- Task to complete -
Write out the whole listing exactly as it stands.

- Data supplied -
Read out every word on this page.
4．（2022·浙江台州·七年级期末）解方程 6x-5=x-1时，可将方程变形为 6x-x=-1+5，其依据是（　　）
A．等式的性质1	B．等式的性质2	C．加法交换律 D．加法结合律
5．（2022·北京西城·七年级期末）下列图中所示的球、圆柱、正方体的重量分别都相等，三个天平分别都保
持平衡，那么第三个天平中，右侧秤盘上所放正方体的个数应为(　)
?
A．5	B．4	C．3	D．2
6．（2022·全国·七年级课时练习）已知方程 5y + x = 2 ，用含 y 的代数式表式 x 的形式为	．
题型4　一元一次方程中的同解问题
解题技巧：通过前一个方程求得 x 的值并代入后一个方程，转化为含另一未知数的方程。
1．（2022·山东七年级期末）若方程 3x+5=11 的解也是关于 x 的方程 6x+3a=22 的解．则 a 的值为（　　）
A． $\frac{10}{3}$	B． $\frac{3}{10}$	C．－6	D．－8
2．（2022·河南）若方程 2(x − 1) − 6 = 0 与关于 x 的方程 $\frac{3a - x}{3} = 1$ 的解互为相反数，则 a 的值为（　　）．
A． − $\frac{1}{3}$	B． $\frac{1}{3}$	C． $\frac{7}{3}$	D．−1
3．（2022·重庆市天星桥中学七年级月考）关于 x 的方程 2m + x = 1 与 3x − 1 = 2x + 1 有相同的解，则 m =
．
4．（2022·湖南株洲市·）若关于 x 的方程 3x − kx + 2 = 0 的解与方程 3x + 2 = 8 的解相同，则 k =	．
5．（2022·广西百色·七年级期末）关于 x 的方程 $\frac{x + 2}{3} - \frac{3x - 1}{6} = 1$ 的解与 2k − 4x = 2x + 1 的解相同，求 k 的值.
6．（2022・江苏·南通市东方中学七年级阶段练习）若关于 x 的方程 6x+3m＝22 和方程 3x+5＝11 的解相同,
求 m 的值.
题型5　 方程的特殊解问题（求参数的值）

- Completed task -
Read out every word on this page.
4．（2022·浙江台州·七年级期末）解方程 6x-5=x-1时，可将方程变形为 6x-x=-1+5，其依据是（　　）
A．等式的性质1	B．等式的性质2	C．加法交换律 D．加法结合律
5．（2022·北京西城·七年级期末）下列图中所示的球、圆柱、正方体的重量分别都相等，三个天平分别都保
持平衡，那么第三个天平中，右侧秤盘上所放正方体的个数应为(　)
?
A．5	B．4	C．3	D．2
6．（2022·全国·七年级课时练习）已知方程 5y + x = 2 ，用含 y 的代数式表式 x 的形式为	．
题型4　一元一次方程中的同解问题
解题技巧：通过前一个方程求得 x 的值并代入后一个方程，转化为含另一未知数的方程。
1．（2022·山东七年级期末）若方程 3x+5=11 的解也是关于 x 的方程 6x+3a=22 的解．则 a 的值为（　　）
A． $\frac{10}{3}$	B． $\frac{3}{10}$	C．－6	D．－8
2．（2022·河南）若方程 2(x − 1) − 6 = 0 与关于 x 的方程 $\frac{3a - x}{3} = 1$ 的解互为相反数，则 a 的值为（　　）．
A． − $\frac{1}{3}$	B． $\frac{1}{3}$	C． $\frac{7}{3}$	D．−1
3．（2022·重庆市天星桥中学七年级月考）关于 x 的方程 2m + x = 1 与 3x − 1 = 2x + 1 有相同的解，则 m =
．
4．（2022·湖南株洲市·）若关于 x 的方程 3x − kx + 2 = 0 的解与方程 3x + 2 = 8 的解相同，则 k =	．
5．（2022·广西百色·七年级期末）关于 x 的方程 $\frac{x + 2}{3} - \frac{3x - 1}{6} = 1$ 的解与 2k − 4x = 2x + 1 的解相同，求 k 的值.
6．（2022・江苏·南通市东方中学七年级阶段练习）若关于 x 的方程 6x+3m＝22 和方程 3x+5＝11 的解相同,
求 m 的值.
题型5　 方程的特殊解问题（求参数的值）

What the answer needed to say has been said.